| Stated problem |
Where the string "Blue" occurs in the material below, report the whole line.

| Data in this exercise |
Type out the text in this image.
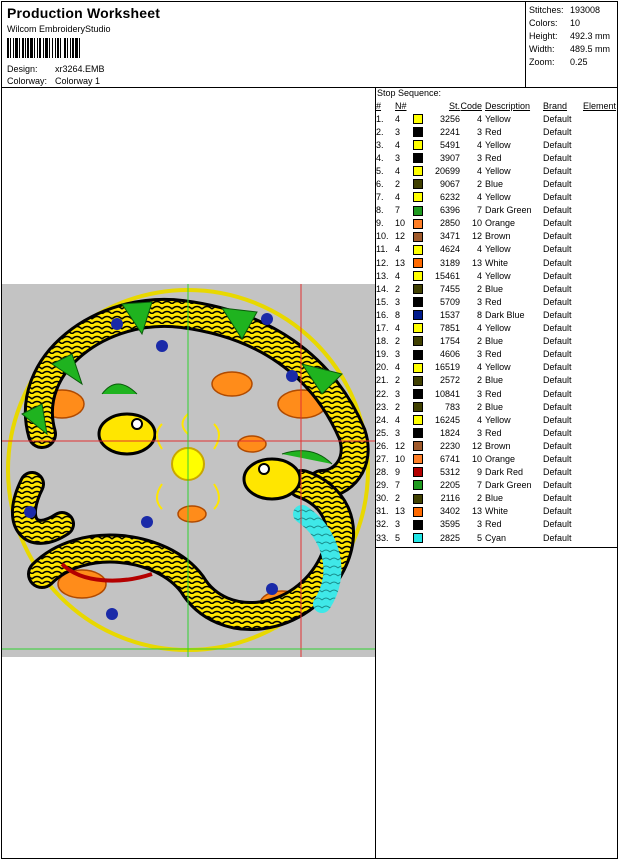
Production Worksheet
Wilcom EmbroideryStudio
Design: xr3264.EMB
Colorway: Colorway 1
Stitches: 193008
Colors: 10
Height: 492.3 mm
Width: 489.5 mm
Zoom: 0.25
Stop Sequence:
#	N#		St.	Code	Description	Brand	Element
1.	4		3256	4	Yellow	Default	
2.	3		2241	3	Red	Default	
3.	4		5491	4	Yellow	Default	
4.	3		3907	3	Red	Default	
5.	4		20699	4	Yellow	Default	
6.	2		9067	2	Blue	Default	
7.	4		6232	4	Yellow	Default	
8.	7		6396	7	Dark Green	Default	
9.	10		2850	10	Orange	Default	
10.	12		3471	12	Brown	Default	
11.	4		4624	4	Yellow	Default	
12.	13		3189	13	White	Default	
13.	4		15461	4	Yellow	Default	
14.	2		7455	2	Blue	Default	
15.	3		5709	3	Red	Default	
16.	8		1537	8	Dark Blue	Default	
17.	4		7851	4	Yellow	Default	
18.	2		1754	2	Blue	Default	
19.	3		4606	3	Red	Default	
20.	4		16519	4	Yellow	Default	
21.	2		2572	2	Blue	Default	
22.	3		10841	3	Red	Default	
23.	2		783	2	Blue	Default	
24.	4		16245	4	Yellow	Default	
25.	3		1824	3	Red	Default	
26.	12		2230	12	Brown	Default	
27.	10		6741	10	Orange	Default	
28.	9		5312	9	Dark Red	Default	
29.	7		2205	7	Dark Green	Default	
30.	2		2116	2	Blue	Default	
31.	13		3402	13	White	Default	
32.	3		3595	3	Red	Default	
33.	5		2825	5	Cyan	Default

| Solution |
6.	2		9067	2	Blue	Default	
14.	2		7455	2	Blue	Default	
16.	8		1537	8	Dark Blue	Default	
18.	2		1754	2	Blue	Default	
21.	2		2572	2	Blue	Default	
23.	2		783	2	Blue	Default	
30.	2		2116	2	Blue	Default	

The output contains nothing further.